**EXERCISE INSTRUCTIONS:** Determine how many lines in the entries below include "containers". The reply should be that number and nothing else.

┄┄┄┄┄┄

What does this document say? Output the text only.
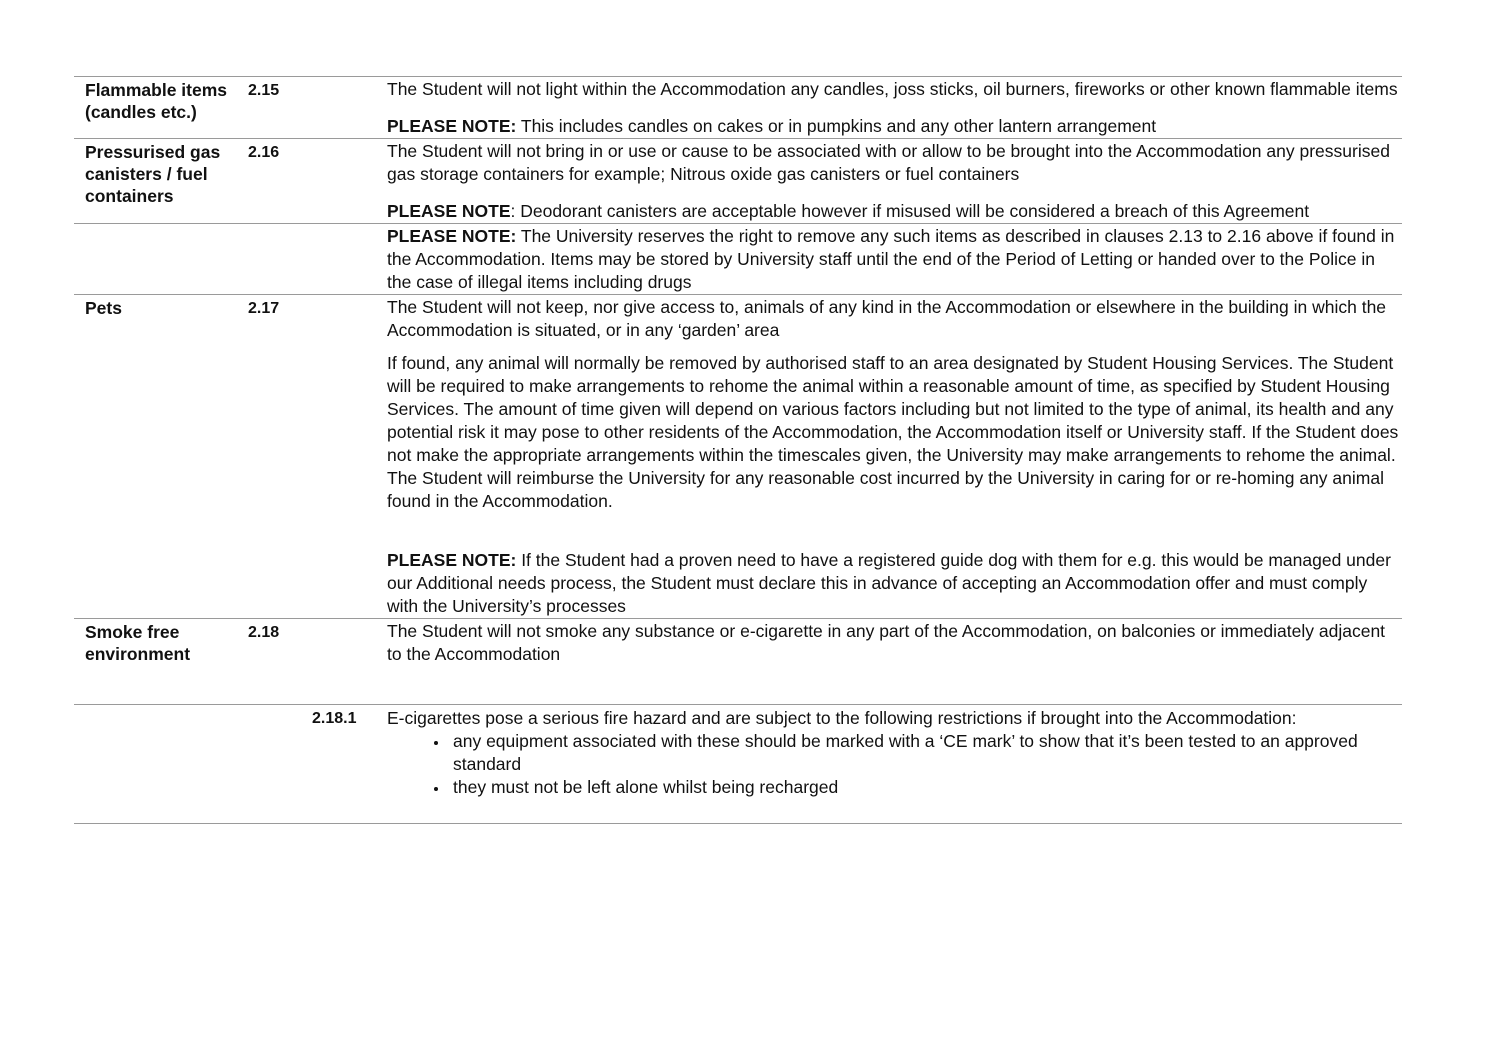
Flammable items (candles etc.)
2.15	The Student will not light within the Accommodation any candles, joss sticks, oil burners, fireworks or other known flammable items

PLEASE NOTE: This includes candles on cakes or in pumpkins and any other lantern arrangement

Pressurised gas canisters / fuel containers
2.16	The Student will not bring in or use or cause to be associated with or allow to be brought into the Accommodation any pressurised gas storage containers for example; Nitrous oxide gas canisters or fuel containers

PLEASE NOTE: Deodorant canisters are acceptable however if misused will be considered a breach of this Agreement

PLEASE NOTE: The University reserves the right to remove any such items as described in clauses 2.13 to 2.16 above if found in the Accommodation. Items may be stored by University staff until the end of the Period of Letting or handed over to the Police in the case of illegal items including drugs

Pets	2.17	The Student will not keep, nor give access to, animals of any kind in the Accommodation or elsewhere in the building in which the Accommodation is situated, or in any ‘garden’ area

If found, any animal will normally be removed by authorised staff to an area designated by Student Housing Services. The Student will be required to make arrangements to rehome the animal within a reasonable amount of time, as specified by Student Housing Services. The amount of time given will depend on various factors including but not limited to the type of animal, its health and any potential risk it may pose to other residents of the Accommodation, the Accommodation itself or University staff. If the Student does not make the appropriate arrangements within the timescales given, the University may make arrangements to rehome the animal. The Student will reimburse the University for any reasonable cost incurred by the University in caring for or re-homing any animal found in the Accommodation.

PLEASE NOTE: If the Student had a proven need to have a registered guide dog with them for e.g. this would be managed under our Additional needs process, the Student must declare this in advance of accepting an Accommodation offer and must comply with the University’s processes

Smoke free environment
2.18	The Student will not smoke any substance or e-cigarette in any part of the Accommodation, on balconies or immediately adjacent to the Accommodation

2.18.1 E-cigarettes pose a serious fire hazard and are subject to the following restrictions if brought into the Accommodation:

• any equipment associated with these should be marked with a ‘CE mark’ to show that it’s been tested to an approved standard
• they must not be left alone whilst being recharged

┄┄┄┄┄┄

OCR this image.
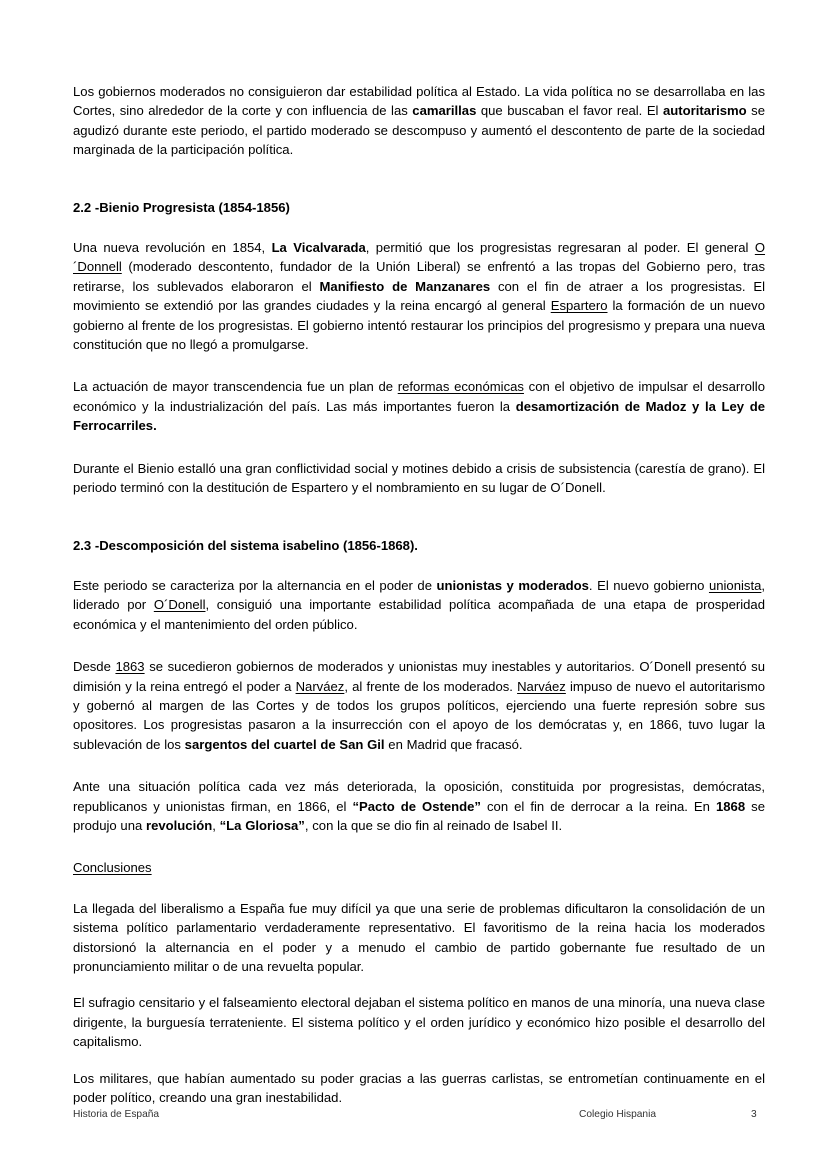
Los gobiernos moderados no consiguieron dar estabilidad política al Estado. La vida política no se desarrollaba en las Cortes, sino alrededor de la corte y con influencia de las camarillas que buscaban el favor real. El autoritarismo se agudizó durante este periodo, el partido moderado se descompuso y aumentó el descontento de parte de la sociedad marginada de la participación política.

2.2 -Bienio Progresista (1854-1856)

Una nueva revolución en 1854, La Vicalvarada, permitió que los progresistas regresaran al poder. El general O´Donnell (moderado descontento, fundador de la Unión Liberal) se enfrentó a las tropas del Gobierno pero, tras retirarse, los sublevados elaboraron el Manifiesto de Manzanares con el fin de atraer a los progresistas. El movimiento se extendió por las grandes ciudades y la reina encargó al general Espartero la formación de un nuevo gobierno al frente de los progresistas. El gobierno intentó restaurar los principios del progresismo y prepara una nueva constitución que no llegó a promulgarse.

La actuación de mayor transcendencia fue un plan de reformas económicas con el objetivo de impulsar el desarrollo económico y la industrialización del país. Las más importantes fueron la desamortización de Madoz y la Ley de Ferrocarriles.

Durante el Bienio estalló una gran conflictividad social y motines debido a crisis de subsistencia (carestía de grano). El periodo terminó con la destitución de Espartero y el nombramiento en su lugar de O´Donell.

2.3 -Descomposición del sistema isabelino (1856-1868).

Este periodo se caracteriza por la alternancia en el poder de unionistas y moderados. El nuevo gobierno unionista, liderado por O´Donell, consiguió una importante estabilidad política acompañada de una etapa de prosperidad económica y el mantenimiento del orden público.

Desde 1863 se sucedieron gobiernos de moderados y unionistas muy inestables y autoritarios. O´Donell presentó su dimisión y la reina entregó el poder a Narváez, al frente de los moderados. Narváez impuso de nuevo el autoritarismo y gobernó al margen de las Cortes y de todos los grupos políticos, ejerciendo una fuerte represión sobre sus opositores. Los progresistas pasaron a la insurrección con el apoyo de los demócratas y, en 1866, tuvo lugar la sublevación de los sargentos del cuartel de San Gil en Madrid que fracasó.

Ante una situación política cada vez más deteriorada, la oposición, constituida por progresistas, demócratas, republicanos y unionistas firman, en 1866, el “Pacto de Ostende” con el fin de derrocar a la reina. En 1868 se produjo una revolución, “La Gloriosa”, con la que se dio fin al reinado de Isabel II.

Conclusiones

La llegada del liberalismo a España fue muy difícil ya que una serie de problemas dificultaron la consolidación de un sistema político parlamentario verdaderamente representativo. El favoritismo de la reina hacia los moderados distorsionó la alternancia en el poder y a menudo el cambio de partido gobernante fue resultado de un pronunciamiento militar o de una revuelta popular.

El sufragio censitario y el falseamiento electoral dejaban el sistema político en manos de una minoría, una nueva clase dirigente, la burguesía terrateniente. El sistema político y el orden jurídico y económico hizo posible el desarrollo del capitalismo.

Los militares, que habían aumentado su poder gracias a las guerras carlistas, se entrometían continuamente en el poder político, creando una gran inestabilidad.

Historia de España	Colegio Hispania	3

┄┄┄┄┄┄

**EXERCISE ANSWER:** 2